■ WORK REQUIRED ■
Reproduce the data in its entirety, exactly as supplied.

[Some records]
..........

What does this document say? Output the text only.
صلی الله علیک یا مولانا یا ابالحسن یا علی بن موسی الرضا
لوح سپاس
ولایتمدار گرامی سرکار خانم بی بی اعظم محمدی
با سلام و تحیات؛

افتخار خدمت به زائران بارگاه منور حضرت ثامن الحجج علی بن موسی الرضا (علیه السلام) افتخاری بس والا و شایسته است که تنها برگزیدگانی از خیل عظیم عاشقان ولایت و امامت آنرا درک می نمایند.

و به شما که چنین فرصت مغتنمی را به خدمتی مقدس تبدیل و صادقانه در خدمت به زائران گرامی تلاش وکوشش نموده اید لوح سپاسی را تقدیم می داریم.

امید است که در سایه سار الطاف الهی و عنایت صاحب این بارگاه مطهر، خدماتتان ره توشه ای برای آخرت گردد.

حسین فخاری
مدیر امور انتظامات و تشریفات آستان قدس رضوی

..........

■ FULL OUTPUT ■
What does this document say? Output the text only.
صلی الله علیک یا مولانا یا ابالحسن یا علی بن موسی الرضا
لوح سپاس
ولایتمدار گرامی سرکار خانم بی بی اعظم محمدی
با سلام و تحیات؛

افتخار خدمت به زائران بارگاه منور حضرت ثامن الحجج علی بن موسی الرضا (علیه السلام) افتخاری بس والا و شایسته است که تنها برگزیدگانی از خیل عظیم عاشقان ولایت و امامت آنرا درک می نمایند.

و به شما که چنین فرصت مغتنمی را به خدمتی مقدس تبدیل و صادقانه در خدمت به زائران گرامی تلاش وکوشش نموده اید لوح سپاسی را تقدیم می داریم.

امید است که در سایه سار الطاف الهی و عنایت صاحب این بارگاه مطهر، خدماتتان ره توشه ای برای آخرت گردد.

حسین فخاری
مدیر امور انتظامات و تشریفات آستان قدس رضوی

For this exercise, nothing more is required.